Goal
Return each line of the data below verbatim; pictures are to be left out.

(Records from a dataset)
-=-=-

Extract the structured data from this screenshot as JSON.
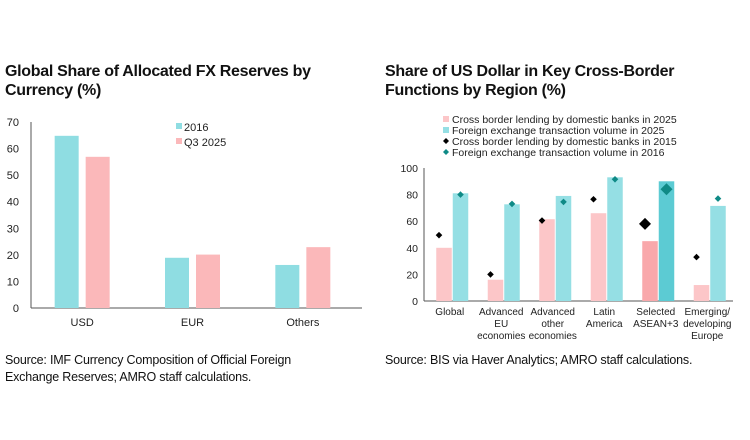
{
  "chart_data": [
    {
      "type": "bar",
      "title": "Global Share of Allocated FX Reserves by Currency (%)",
      "categories": [
        "USD",
        "EUR",
        "Others"
      ],
      "series": [
        {
          "name": "2016",
          "color": "#8fdde2",
          "values": [
            64.8,
            18.9,
            16.2
          ]
        },
        {
          "name": "Q3 2025",
          "color": "#fbb8ba",
          "values": [
            56.9,
            20.1,
            22.9
          ]
        }
      ],
      "ylim": [
        0,
        70
      ],
      "yticks": [
        0,
        10,
        20,
        30,
        40,
        50,
        60,
        70
      ],
      "legend": "top-center",
      "grid": false,
      "source": "Source: IMF Currency Composition of Official Foreign Exchange Reserves; AMRO staff calculations."
    },
    {
      "type": "bar",
      "title": "Share of US Dollar in Key Cross-Border Functions by Region (%)",
      "categories": [
        [
          "Global"
        ],
        [
          "Advanced",
          "EU",
          "economies"
        ],
        [
          "Advanced",
          "other",
          "economies"
        ],
        [
          "Latin",
          "America"
        ],
        [
          "Selected",
          "ASEAN+3"
        ],
        [
          "Emerging/",
          "developing",
          "Europe"
        ]
      ],
      "highlight_category": 4,
      "series": [
        {
          "name": "Cross border lending by domestic banks in 2025",
          "kind": "bar",
          "color": "#fcc6c8",
          "highlight_color": "#f9a8ab",
          "values": [
            40,
            16,
            61.5,
            66,
            45,
            12
          ]
        },
        {
          "name": "Foreign exchange transaction volume in 2025",
          "kind": "bar",
          "color": "#95dfe4",
          "highlight_color": "#5ccbd3",
          "values": [
            81,
            72.7,
            79,
            93,
            90,
            71.5
          ]
        },
        {
          "name": "Cross border lending by domestic banks in 2015",
          "kind": "marker",
          "color": "#000000",
          "values": [
            49.5,
            20,
            60.5,
            76.5,
            58,
            33
          ]
        },
        {
          "name": "Foreign exchange transaction volume in 2016",
          "kind": "marker",
          "color": "#0f8a86",
          "values": [
            80,
            73,
            74.5,
            91.5,
            84,
            77
          ]
        }
      ],
      "ylim": [
        0,
        100
      ],
      "yticks": [
        0,
        20,
        40,
        60,
        80,
        100
      ],
      "legend": "top",
      "grid": false,
      "source": "Source: BIS via Haver Analytics; AMRO staff calculations."
    }
  ],
  "titles": {
    "left_line1": "Global Share of Allocated FX Reserves by",
    "left_line2": "Currency (%)",
    "right_line1": "Share of US Dollar in Key Cross-Border",
    "right_line2": "Functions by Region (%)"
  },
  "sources": {
    "left_line1": "Source: IMF Currency Composition of Official Foreign",
    "left_line2": "Exchange Reserves; AMRO staff calculations.",
    "right": "Source: BIS via Haver Analytics; AMRO staff calculations."
  }
}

-=-=-

Completed task
Extract the structured data from this screenshot as JSON.
{
  "chart_data": [
    {
      "type": "bar",
      "title": "Global Share of Allocated FX Reserves by Currency (%)",
      "categories": [
        "USD",
        "EUR",
        "Others"
      ],
      "series": [
        {
          "name": "2016",
          "color": "#8fdde2",
          "values": [
            64.8,
            18.9,
            16.2
          ]
        },
        {
          "name": "Q3 2025",
          "color": "#fbb8ba",
          "values": [
            56.9,
            20.1,
            22.9
          ]
        }
      ],
      "ylim": [
        0,
        70
      ],
      "yticks": [
        0,
        10,
        20,
        30,
        40,
        50,
        60,
        70
      ],
      "legend": "top-center",
      "grid": false,
      "source": "Source: IMF Currency Composition of Official Foreign Exchange Reserves; AMRO staff calculations."
    },
    {
      "type": "bar",
      "title": "Share of US Dollar in Key Cross-Border Functions by Region (%)",
      "categories": [
        [
          "Global"
        ],
        [
          "Advanced",
          "EU",
          "economies"
        ],
        [
          "Advanced",
          "other",
          "economies"
        ],
        [
          "Latin",
          "America"
        ],
        [
          "Selected",
          "ASEAN+3"
        ],
        [
          "Emerging/",
          "developing",
          "Europe"
        ]
      ],
      "highlight_category": 4,
      "series": [
        {
          "name": "Cross border lending by domestic banks in 2025",
          "kind": "bar",
          "color": "#fcc6c8",
          "highlight_color": "#f9a8ab",
          "values": [
            40,
            16,
            61.5,
            66,
            45,
            12
          ]
        },
        {
          "name": "Foreign exchange transaction volume in 2025",
          "kind": "bar",
          "color": "#95dfe4",
          "highlight_color": "#5ccbd3",
          "values": [
            81,
            72.7,
            79,
            93,
            90,
            71.5
          ]
        },
        {
          "name": "Cross border lending by domestic banks in 2015",
          "kind": "marker",
          "color": "#000000",
          "values": [
            49.5,
            20,
            60.5,
            76.5,
            58,
            33
          ]
        },
        {
          "name": "Foreign exchange transaction volume in 2016",
          "kind": "marker",
          "color": "#0f8a86",
          "values": [
            80,
            73,
            74.5,
            91.5,
            84,
            77
          ]
        }
      ],
      "ylim": [
        0,
        100
      ],
      "yticks": [
        0,
        20,
        40,
        60,
        80,
        100
      ],
      "legend": "top",
      "grid": false,
      "source": "Source: BIS via Haver Analytics; AMRO staff calculations."
    }
  ],
  "titles": {
    "left_line1": "Global Share of Allocated FX Reserves by",
    "left_line2": "Currency (%)",
    "right_line1": "Share of US Dollar in Key Cross-Border",
    "right_line2": "Functions by Region (%)"
  },
  "sources": {
    "left_line1": "Source: IMF Currency Composition of Official Foreign",
    "left_line2": "Exchange Reserves; AMRO staff calculations.",
    "right": "Source: BIS via Haver Analytics; AMRO staff calculations."
  }
}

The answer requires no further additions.